> [Given exercise]:
Give the material again in full, matching it exactly.
--- Start of Dataset excerpts ---
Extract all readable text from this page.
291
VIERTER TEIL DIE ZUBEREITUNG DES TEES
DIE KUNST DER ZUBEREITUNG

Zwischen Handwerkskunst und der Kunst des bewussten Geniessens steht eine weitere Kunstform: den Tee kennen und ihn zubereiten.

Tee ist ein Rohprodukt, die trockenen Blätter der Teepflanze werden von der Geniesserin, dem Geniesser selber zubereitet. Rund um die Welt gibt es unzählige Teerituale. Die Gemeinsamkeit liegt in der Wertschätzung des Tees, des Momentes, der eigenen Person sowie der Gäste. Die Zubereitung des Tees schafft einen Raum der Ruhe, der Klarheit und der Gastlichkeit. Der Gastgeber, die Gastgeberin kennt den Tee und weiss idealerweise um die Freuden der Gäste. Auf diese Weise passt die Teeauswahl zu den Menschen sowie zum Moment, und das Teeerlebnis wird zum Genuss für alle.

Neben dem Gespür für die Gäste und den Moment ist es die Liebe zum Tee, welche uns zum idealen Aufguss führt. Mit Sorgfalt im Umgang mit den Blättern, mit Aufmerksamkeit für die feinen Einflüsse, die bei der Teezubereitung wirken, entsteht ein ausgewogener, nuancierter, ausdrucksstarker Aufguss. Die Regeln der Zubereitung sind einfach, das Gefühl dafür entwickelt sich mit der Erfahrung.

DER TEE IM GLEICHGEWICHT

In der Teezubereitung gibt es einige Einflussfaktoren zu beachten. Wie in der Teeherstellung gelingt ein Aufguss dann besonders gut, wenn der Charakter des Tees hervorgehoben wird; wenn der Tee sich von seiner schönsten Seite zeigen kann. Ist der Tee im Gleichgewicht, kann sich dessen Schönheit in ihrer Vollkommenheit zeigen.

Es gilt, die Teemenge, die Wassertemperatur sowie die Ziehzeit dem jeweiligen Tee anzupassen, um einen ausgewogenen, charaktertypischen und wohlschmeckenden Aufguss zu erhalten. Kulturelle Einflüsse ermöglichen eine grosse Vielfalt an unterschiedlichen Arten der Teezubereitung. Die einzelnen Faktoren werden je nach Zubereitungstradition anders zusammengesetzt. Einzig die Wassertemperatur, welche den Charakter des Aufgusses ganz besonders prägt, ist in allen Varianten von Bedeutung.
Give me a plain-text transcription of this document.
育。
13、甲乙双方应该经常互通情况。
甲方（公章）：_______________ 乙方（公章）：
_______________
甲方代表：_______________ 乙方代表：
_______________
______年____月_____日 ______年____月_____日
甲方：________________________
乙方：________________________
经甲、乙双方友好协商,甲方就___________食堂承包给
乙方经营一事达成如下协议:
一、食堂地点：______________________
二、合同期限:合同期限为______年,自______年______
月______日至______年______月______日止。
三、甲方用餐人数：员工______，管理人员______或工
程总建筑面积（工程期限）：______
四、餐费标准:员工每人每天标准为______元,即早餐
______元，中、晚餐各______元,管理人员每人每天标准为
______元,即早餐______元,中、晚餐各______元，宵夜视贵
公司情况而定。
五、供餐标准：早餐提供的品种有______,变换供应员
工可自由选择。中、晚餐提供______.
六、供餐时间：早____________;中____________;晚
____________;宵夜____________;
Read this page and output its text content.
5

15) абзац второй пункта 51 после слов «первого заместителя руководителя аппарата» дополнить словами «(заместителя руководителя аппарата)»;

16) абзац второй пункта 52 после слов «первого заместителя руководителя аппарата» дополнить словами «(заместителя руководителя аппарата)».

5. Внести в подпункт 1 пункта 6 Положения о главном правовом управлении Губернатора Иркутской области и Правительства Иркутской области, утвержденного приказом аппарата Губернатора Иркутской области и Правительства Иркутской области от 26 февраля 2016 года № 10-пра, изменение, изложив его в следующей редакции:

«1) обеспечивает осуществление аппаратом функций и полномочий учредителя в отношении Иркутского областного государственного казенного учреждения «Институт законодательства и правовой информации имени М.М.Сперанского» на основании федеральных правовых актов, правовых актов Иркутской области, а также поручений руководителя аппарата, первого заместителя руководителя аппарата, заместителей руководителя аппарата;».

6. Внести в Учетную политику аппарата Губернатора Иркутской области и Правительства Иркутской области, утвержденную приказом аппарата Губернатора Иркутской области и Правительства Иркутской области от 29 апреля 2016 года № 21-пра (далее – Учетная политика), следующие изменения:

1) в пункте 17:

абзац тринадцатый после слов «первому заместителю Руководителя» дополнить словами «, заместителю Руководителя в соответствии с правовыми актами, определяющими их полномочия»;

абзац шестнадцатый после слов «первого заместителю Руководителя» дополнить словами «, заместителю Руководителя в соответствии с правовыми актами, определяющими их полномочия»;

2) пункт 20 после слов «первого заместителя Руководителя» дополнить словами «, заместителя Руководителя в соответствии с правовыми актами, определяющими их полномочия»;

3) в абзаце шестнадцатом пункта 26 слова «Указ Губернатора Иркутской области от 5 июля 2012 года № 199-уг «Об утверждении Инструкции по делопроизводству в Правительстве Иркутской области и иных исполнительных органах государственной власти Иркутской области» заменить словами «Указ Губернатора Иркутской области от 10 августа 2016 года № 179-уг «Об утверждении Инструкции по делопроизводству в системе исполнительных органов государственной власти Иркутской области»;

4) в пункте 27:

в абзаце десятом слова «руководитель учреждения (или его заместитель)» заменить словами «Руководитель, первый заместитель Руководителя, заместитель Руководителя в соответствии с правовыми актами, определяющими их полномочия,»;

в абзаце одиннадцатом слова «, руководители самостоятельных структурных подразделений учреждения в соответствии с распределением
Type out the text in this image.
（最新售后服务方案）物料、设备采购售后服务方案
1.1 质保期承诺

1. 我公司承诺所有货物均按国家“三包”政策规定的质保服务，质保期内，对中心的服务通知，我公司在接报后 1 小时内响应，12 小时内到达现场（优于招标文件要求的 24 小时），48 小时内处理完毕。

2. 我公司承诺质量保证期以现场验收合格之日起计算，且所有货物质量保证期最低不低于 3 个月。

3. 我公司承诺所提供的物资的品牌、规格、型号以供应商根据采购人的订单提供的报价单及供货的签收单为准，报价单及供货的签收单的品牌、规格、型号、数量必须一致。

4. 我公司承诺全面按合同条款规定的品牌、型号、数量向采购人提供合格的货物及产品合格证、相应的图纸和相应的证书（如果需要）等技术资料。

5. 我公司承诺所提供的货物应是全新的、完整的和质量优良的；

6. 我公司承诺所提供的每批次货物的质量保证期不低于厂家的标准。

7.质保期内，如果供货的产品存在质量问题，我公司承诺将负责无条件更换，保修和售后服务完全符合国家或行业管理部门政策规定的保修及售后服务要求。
--- End of Dataset excerpts ---
> [Final answer]:
Extract all readable text from this page.
291
VIERTER TEIL DIE ZUBEREITUNG DES TEES
DIE KUNST DER ZUBEREITUNG

Zwischen Handwerkskunst und der Kunst des bewussten Geniessens steht eine weitere Kunstform: den Tee kennen und ihn zubereiten.

Tee ist ein Rohprodukt, die trockenen Blätter der Teepflanze werden von der Geniesserin, dem Geniesser selber zubereitet. Rund um die Welt gibt es unzählige Teerituale. Die Gemeinsamkeit liegt in der Wertschätzung des Tees, des Momentes, der eigenen Person sowie der Gäste. Die Zubereitung des Tees schafft einen Raum der Ruhe, der Klarheit und der Gastlichkeit. Der Gastgeber, die Gastgeberin kennt den Tee und weiss idealerweise um die Freuden der Gäste. Auf diese Weise passt die Teeauswahl zu den Menschen sowie zum Moment, und das Teeerlebnis wird zum Genuss für alle.

Neben dem Gespür für die Gäste und den Moment ist es die Liebe zum Tee, welche uns zum idealen Aufguss führt. Mit Sorgfalt im Umgang mit den Blättern, mit Aufmerksamkeit für die feinen Einflüsse, die bei der Teezubereitung wirken, entsteht ein ausgewogener, nuancierter, ausdrucksstarker Aufguss. Die Regeln der Zubereitung sind einfach, das Gefühl dafür entwickelt sich mit der Erfahrung.

DER TEE IM GLEICHGEWICHT

In der Teezubereitung gibt es einige Einflussfaktoren zu beachten. Wie in der Teeherstellung gelingt ein Aufguss dann besonders gut, wenn der Charakter des Tees hervorgehoben wird; wenn der Tee sich von seiner schönsten Seite zeigen kann. Ist der Tee im Gleichgewicht, kann sich dessen Schönheit in ihrer Vollkommenheit zeigen.

Es gilt, die Teemenge, die Wassertemperatur sowie die Ziehzeit dem jeweiligen Tee anzupassen, um einen ausgewogenen, charaktertypischen und wohlschmeckenden Aufguss zu erhalten. Kulturelle Einflüsse ermöglichen eine grosse Vielfalt an unterschiedlichen Arten der Teezubereitung. Die einzelnen Faktoren werden je nach Zubereitungstradition anders zusammengesetzt. Einzig die Wassertemperatur, welche den Charakter des Aufgusses ganz besonders prägt, ist in allen Varianten von Bedeutung.
Give me a plain-text transcription of this document.
育。
13、甲乙双方应该经常互通情况。
甲方（公章）：_______________ 乙方（公章）：
_______________
甲方代表：_______________ 乙方代表：
_______________
______年____月_____日 ______年____月_____日
甲方：________________________
乙方：________________________
经甲、乙双方友好协商,甲方就___________食堂承包给
乙方经营一事达成如下协议:
一、食堂地点：______________________
二、合同期限:合同期限为______年,自______年______
月______日至______年______月______日止。
三、甲方用餐人数：员工______，管理人员______或工
程总建筑面积（工程期限）：______
四、餐费标准:员工每人每天标准为______元,即早餐
______元，中、晚餐各______元,管理人员每人每天标准为
______元,即早餐______元,中、晚餐各______元，宵夜视贵
公司情况而定。
五、供餐标准：早餐提供的品种有______,变换供应员
工可自由选择。中、晚餐提供______.
六、供餐时间：早____________;中____________;晚
____________;宵夜____________;
Read this page and output its text content.
5

15) абзац второй пункта 51 после слов «первого заместителя руководителя аппарата» дополнить словами «(заместителя руководителя аппарата)»;

16) абзац второй пункта 52 после слов «первого заместителя руководителя аппарата» дополнить словами «(заместителя руководителя аппарата)».

5. Внести в подпункт 1 пункта 6 Положения о главном правовом управлении Губернатора Иркутской области и Правительства Иркутской области, утвержденного приказом аппарата Губернатора Иркутской области и Правительства Иркутской области от 26 февраля 2016 года № 10-пра, изменение, изложив его в следующей редакции:

«1) обеспечивает осуществление аппаратом функций и полномочий учредителя в отношении Иркутского областного государственного казенного учреждения «Институт законодательства и правовой информации имени М.М.Сперанского» на основании федеральных правовых актов, правовых актов Иркутской области, а также поручений руководителя аппарата, первого заместителя руководителя аппарата, заместителей руководителя аппарата;».

6. Внести в Учетную политику аппарата Губернатора Иркутской области и Правительства Иркутской области, утвержденную приказом аппарата Губернатора Иркутской области и Правительства Иркутской области от 29 апреля 2016 года № 21-пра (далее – Учетная политика), следующие изменения:

1) в пункте 17:

абзац тринадцатый после слов «первому заместителю Руководителя» дополнить словами «, заместителю Руководителя в соответствии с правовыми актами, определяющими их полномочия»;

абзац шестнадцатый после слов «первого заместителю Руководителя» дополнить словами «, заместителю Руководителя в соответствии с правовыми актами, определяющими их полномочия»;

2) пункт 20 после слов «первого заместителя Руководителя» дополнить словами «, заместителя Руководителя в соответствии с правовыми актами, определяющими их полномочия»;

3) в абзаце шестнадцатом пункта 26 слова «Указ Губернатора Иркутской области от 5 июля 2012 года № 199-уг «Об утверждении Инструкции по делопроизводству в Правительстве Иркутской области и иных исполнительных органах государственной власти Иркутской области» заменить словами «Указ Губернатора Иркутской области от 10 августа 2016 года № 179-уг «Об утверждении Инструкции по делопроизводству в системе исполнительных органов государственной власти Иркутской области»;

4) в пункте 27:

в абзаце десятом слова «руководитель учреждения (или его заместитель)» заменить словами «Руководитель, первый заместитель Руководителя, заместитель Руководителя в соответствии с правовыми актами, определяющими их полномочия,»;

в абзаце одиннадцатом слова «, руководители самостоятельных структурных подразделений учреждения в соответствии с распределением
Type out the text in this image.
（最新售后服务方案）物料、设备采购售后服务方案
1.1 质保期承诺

1. 我公司承诺所有货物均按国家“三包”政策规定的质保服务，质保期内，对中心的服务通知，我公司在接报后 1 小时内响应，12 小时内到达现场（优于招标文件要求的 24 小时），48 小时内处理完毕。

2. 我公司承诺质量保证期以现场验收合格之日起计算，且所有货物质量保证期最低不低于 3 个月。

3. 我公司承诺所提供的物资的品牌、规格、型号以供应商根据采购人的订单提供的报价单及供货的签收单为准，报价单及供货的签收单的品牌、规格、型号、数量必须一致。

4. 我公司承诺全面按合同条款规定的品牌、型号、数量向采购人提供合格的货物及产品合格证、相应的图纸和相应的证书（如果需要）等技术资料。

5. 我公司承诺所提供的货物应是全新的、完整的和质量优良的；

6. 我公司承诺所提供的每批次货物的质量保证期不低于厂家的标准。

7.质保期内，如果供货的产品存在质量问题，我公司承诺将负责无条件更换，保修和售后服务完全符合国家或行业管理部门政策规定的保修及售后服务要求。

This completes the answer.